[Dataset items]
++++++++++

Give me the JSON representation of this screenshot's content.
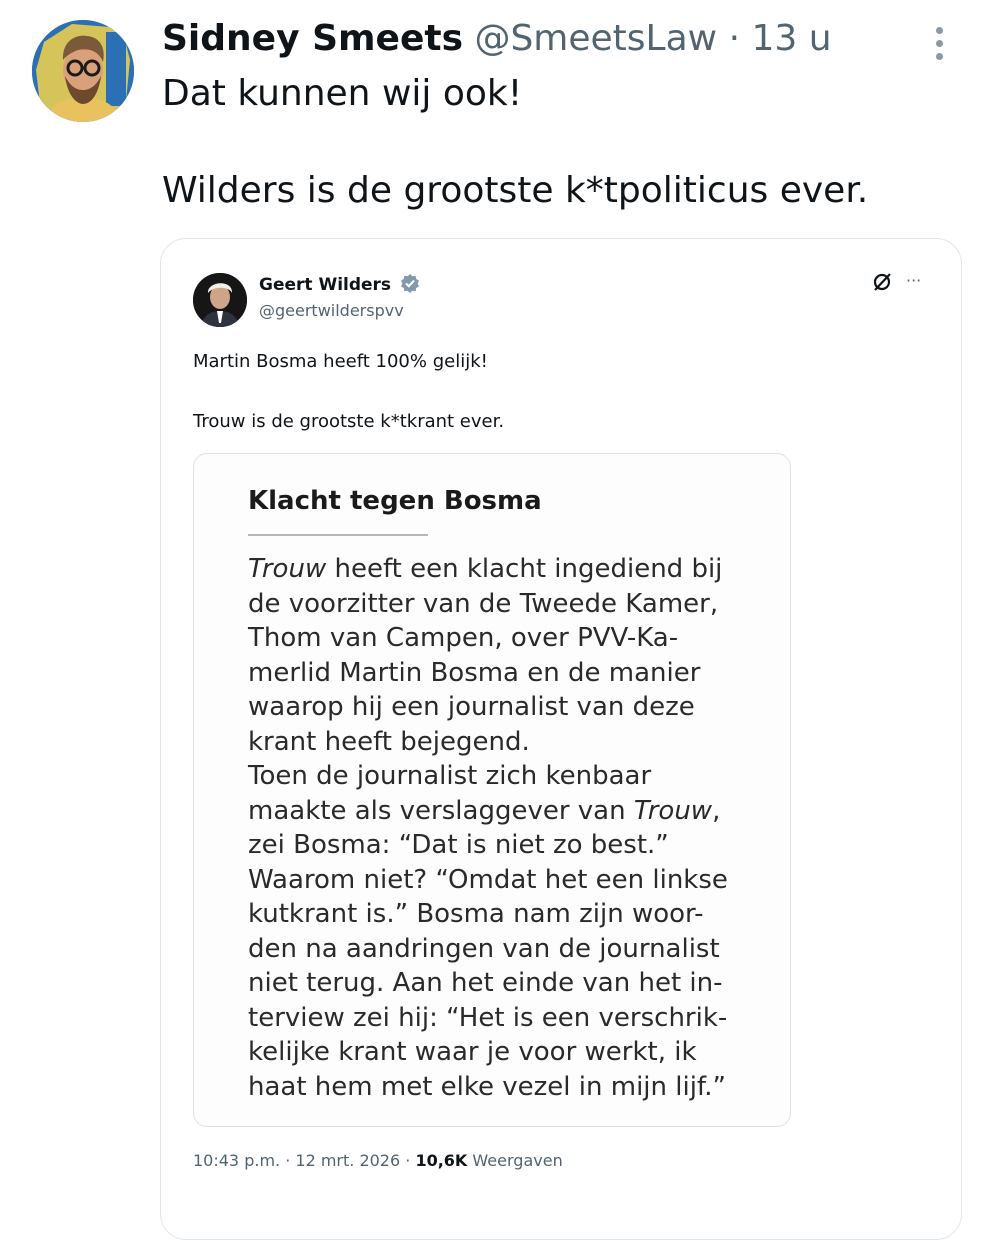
{
  "tweet": {
    "author_name": "Sidney Smeets",
    "author_handle": "@SmeetsLaw",
    "separator": "·",
    "time": "13 u",
    "text_lines": [
      "Dat kunnen wij ook!",
      "Wilders is de grootste k*tpoliticus ever."
    ]
  },
  "quote": {
    "author_name": "Geert Wilders",
    "author_handle": "@geertwilderspvv",
    "text_lines": [
      "Martin Bosma heeft 100% gelijk!",
      "Trouw is de grootste k*tkrant ever."
    ],
    "article": {
      "title": "Klacht tegen Bosma",
      "body_lines": [
        "Trouw heeft een klacht ingediend bij",
        "de voorzitter van de Tweede Kamer,",
        "Thom van Campen, over PVV-Ka-",
        "merlid Martin Bosma en de manier",
        "waarop hij een journalist van deze",
        "krant heeft bejegend.",
        "Toen de journalist zich kenbaar",
        "maakte als verslaggever van Trouw,",
        "zei Bosma: “Dat is niet zo best.”",
        "Waarom niet? “Omdat het een linkse",
        "kutkrant is.” Bosma nam zijn woor-",
        "den na aandringen van de journalist",
        "niet terug. Aan het einde van het in-",
        "terview zei hij: “Het is een verschrik-",
        "kelijke krant waar je voor werkt, ik",
        "haat hem met elke vezel in mijn lijf.”"
      ]
    },
    "footer": {
      "time": "10:43 p.m.",
      "date": "12 mrt. 2026",
      "views_count": "10,6K",
      "views_label": "Weergaven"
    }
  },
  "icons": {
    "more_menu": "vertical-more-icon",
    "verified": "verified-badge-icon",
    "grok": "slashed-circle-icon",
    "quote_more": "horizontal-more-icon"
  },
  "colors": {
    "text_primary": "#0f1419",
    "text_secondary": "#536471",
    "border": "#e3e6e9",
    "verified_badge": "#829aab"
  }
}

++++++++++

Sift through the entries and copy every line with "Martin".

▶ _Exercise output_
      "Martin Bosma heeft 100% gelijk!",
        "merlid Martin Bosma en de manier",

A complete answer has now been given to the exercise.